Start of Provided material

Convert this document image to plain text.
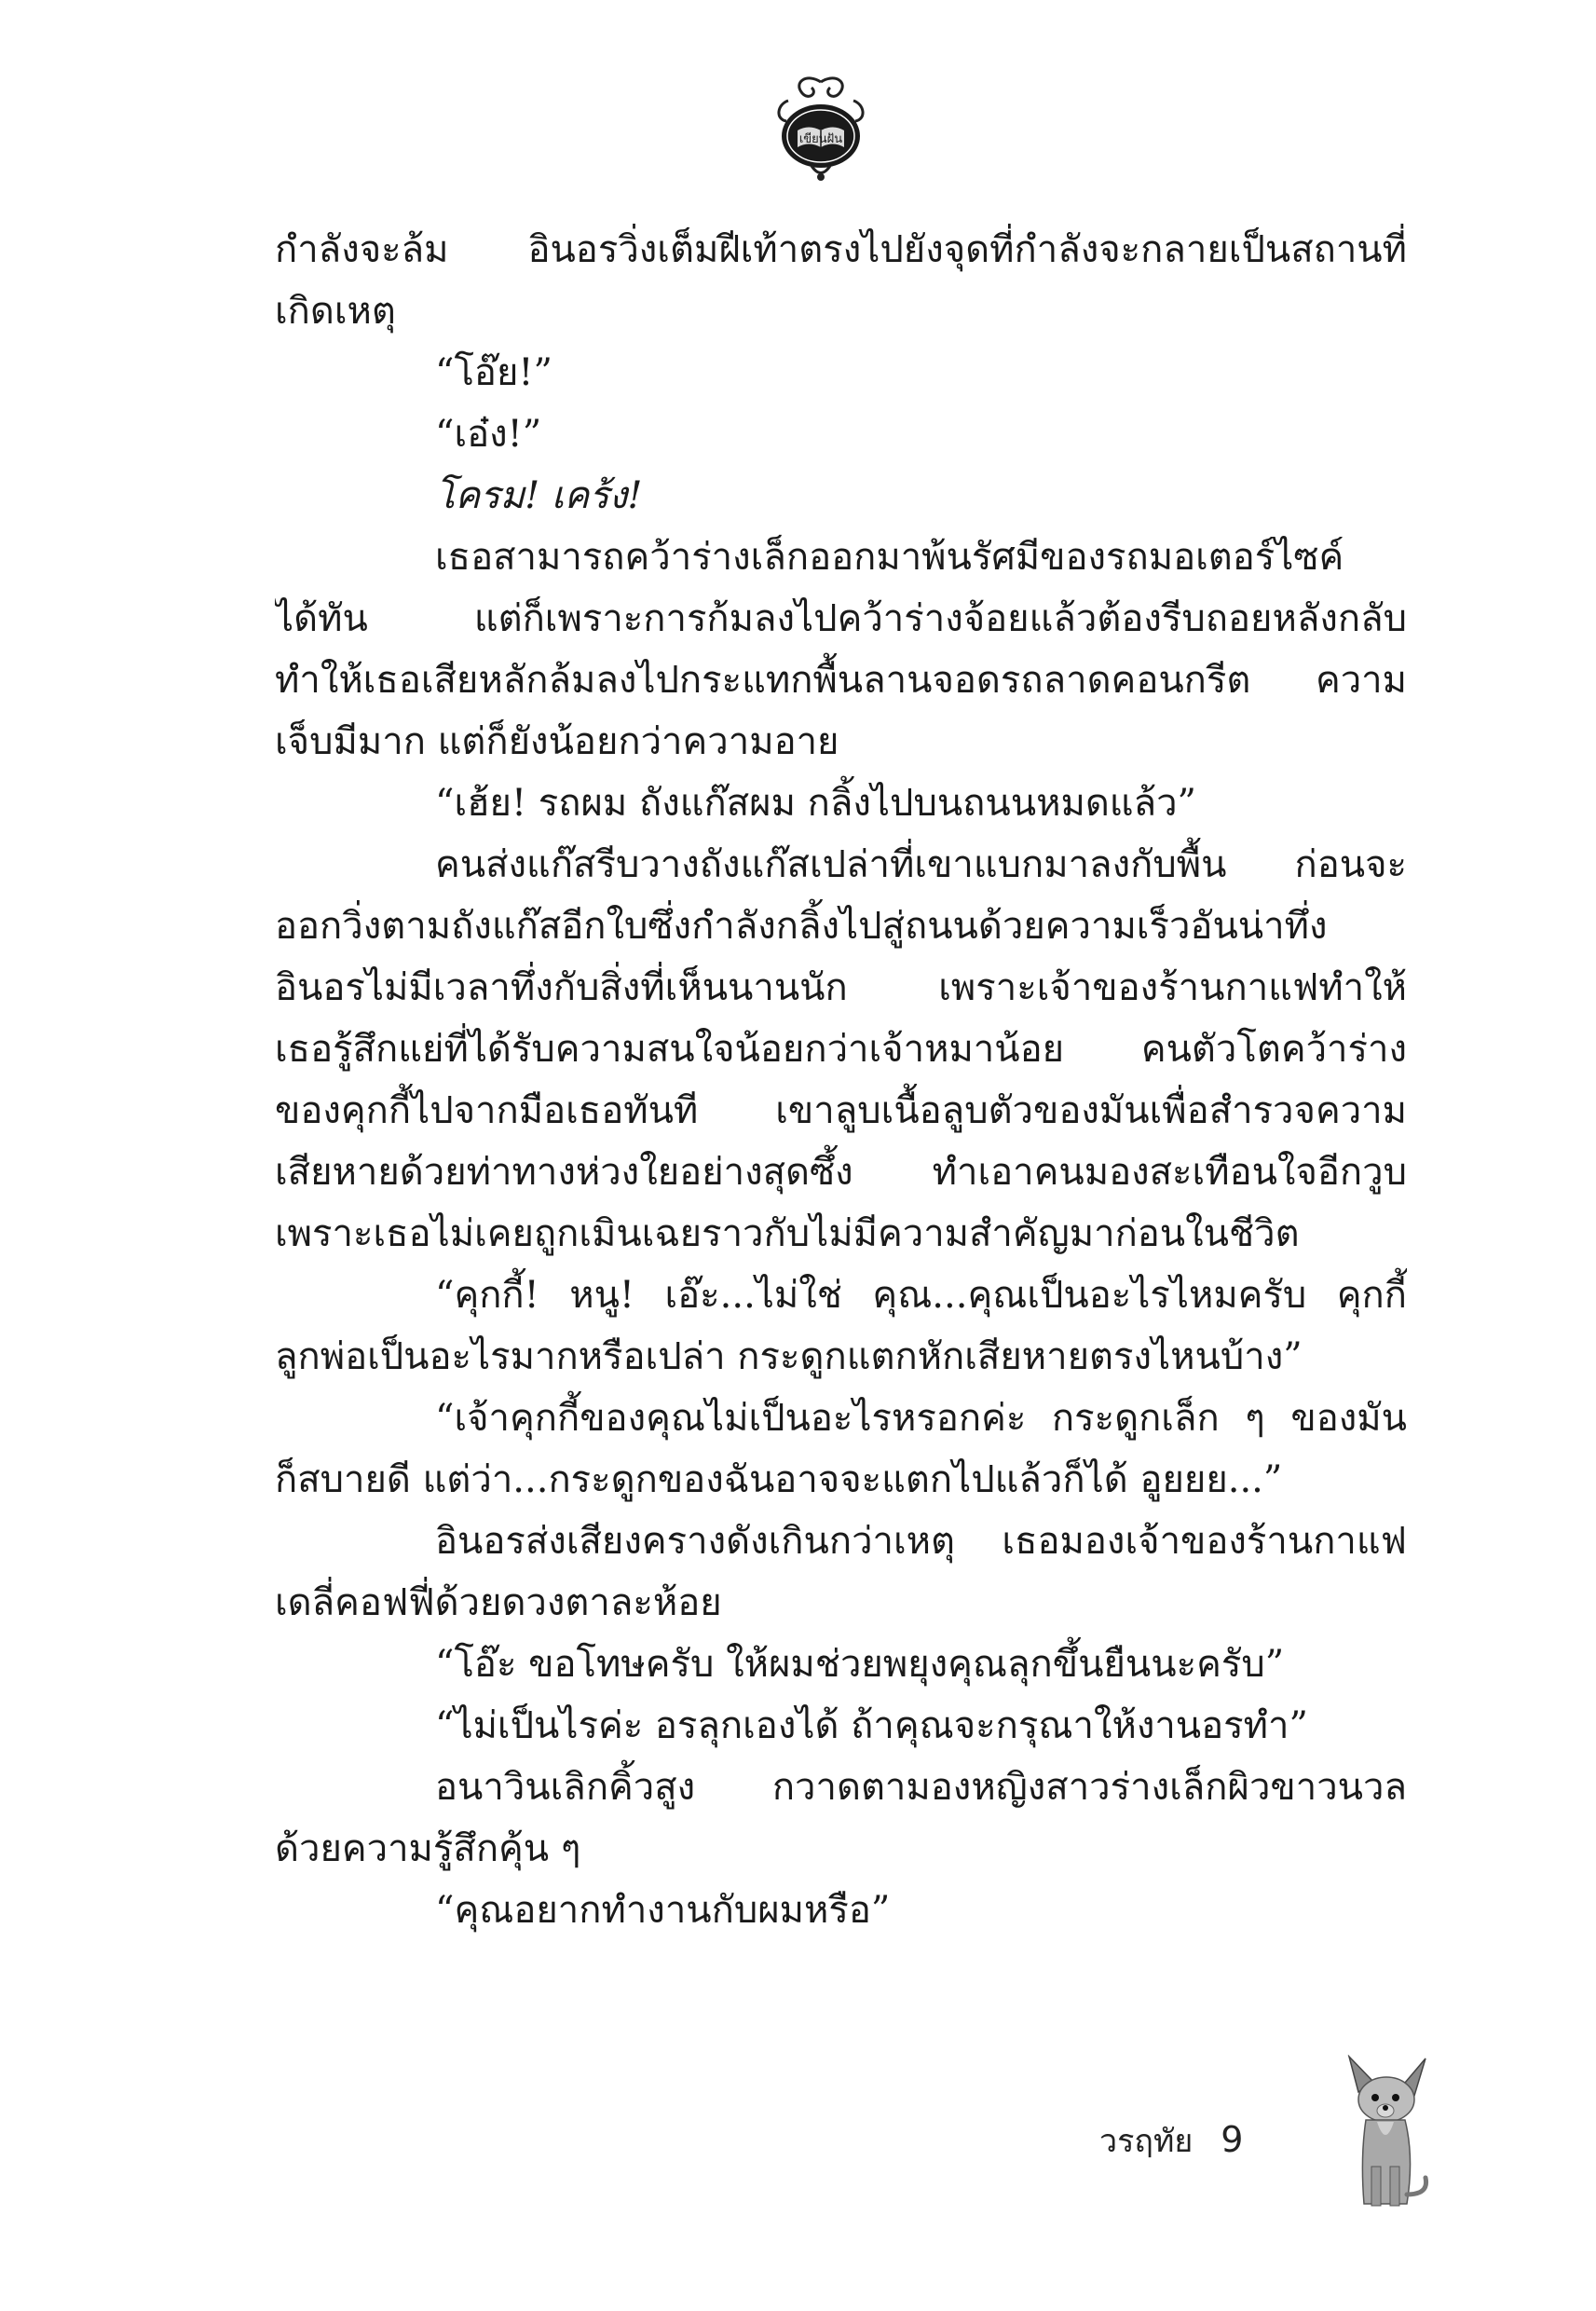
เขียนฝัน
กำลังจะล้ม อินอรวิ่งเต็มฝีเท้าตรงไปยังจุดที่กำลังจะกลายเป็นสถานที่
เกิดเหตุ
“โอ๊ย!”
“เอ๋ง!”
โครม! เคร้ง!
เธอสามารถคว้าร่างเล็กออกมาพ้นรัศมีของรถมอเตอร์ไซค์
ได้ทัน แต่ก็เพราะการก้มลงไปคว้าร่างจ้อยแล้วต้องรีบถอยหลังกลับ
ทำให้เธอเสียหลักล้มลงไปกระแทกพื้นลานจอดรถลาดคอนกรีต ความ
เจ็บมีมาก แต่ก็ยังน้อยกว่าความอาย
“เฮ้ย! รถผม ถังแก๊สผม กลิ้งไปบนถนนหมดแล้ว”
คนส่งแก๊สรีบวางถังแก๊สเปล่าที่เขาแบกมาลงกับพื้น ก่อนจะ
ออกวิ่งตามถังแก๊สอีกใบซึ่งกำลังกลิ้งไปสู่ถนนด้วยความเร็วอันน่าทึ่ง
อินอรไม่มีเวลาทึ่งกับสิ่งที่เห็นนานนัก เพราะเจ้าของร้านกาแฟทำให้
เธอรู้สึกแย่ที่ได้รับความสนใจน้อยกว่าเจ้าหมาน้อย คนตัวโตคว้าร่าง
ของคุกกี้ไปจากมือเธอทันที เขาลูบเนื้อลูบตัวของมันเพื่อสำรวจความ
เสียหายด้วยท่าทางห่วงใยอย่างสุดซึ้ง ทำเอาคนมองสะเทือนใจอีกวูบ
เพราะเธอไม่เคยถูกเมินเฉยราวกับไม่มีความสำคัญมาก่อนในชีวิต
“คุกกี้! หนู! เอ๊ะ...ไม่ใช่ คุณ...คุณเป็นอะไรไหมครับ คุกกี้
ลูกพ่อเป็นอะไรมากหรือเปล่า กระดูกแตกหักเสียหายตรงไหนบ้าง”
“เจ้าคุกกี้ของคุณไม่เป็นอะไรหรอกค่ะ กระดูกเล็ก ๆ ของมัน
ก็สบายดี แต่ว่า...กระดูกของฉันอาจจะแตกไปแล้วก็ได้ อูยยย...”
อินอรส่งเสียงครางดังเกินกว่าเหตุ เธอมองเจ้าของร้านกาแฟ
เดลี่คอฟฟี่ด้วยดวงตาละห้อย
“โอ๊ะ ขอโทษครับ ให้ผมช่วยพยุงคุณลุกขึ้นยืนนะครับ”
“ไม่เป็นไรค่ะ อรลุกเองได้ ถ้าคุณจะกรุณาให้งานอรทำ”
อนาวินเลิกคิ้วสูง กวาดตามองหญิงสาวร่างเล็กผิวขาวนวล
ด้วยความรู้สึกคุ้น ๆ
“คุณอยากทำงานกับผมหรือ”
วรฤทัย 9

End of Provided material
Start of Provided material

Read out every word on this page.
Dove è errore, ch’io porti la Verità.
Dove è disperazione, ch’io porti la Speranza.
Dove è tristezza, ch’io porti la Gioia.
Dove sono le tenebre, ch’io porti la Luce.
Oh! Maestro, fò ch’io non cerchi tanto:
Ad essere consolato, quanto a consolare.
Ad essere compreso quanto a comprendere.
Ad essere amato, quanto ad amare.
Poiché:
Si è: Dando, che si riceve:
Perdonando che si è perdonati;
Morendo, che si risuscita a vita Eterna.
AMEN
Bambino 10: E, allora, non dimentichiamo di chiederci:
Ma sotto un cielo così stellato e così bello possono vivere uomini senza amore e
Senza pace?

End of Provided material
Start of Provided material

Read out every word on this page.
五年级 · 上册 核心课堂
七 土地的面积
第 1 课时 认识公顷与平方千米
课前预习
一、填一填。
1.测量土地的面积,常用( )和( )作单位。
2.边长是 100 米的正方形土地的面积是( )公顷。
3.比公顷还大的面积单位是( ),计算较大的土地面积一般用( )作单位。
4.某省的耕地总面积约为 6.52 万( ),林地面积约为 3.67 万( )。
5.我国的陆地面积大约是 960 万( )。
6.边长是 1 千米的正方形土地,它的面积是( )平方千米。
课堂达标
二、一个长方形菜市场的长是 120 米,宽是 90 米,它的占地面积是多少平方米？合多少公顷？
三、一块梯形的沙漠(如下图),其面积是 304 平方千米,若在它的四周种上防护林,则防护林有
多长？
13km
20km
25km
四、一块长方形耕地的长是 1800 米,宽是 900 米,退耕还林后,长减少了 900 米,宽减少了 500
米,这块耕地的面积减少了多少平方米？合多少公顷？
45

End of Provided material

* [Task statement]
Search the entries for the word "างเล", then gather every line that has it.

* [Worked answer]
เธอสามารถคว้าร่างเล็กออกมาพ้นรัศมีของรถมอเตอร์ไซค์
อนาวินเลิกคิ้วสูง กวาดตามองหญิงสาวร่างเล็กผิวขาวนวล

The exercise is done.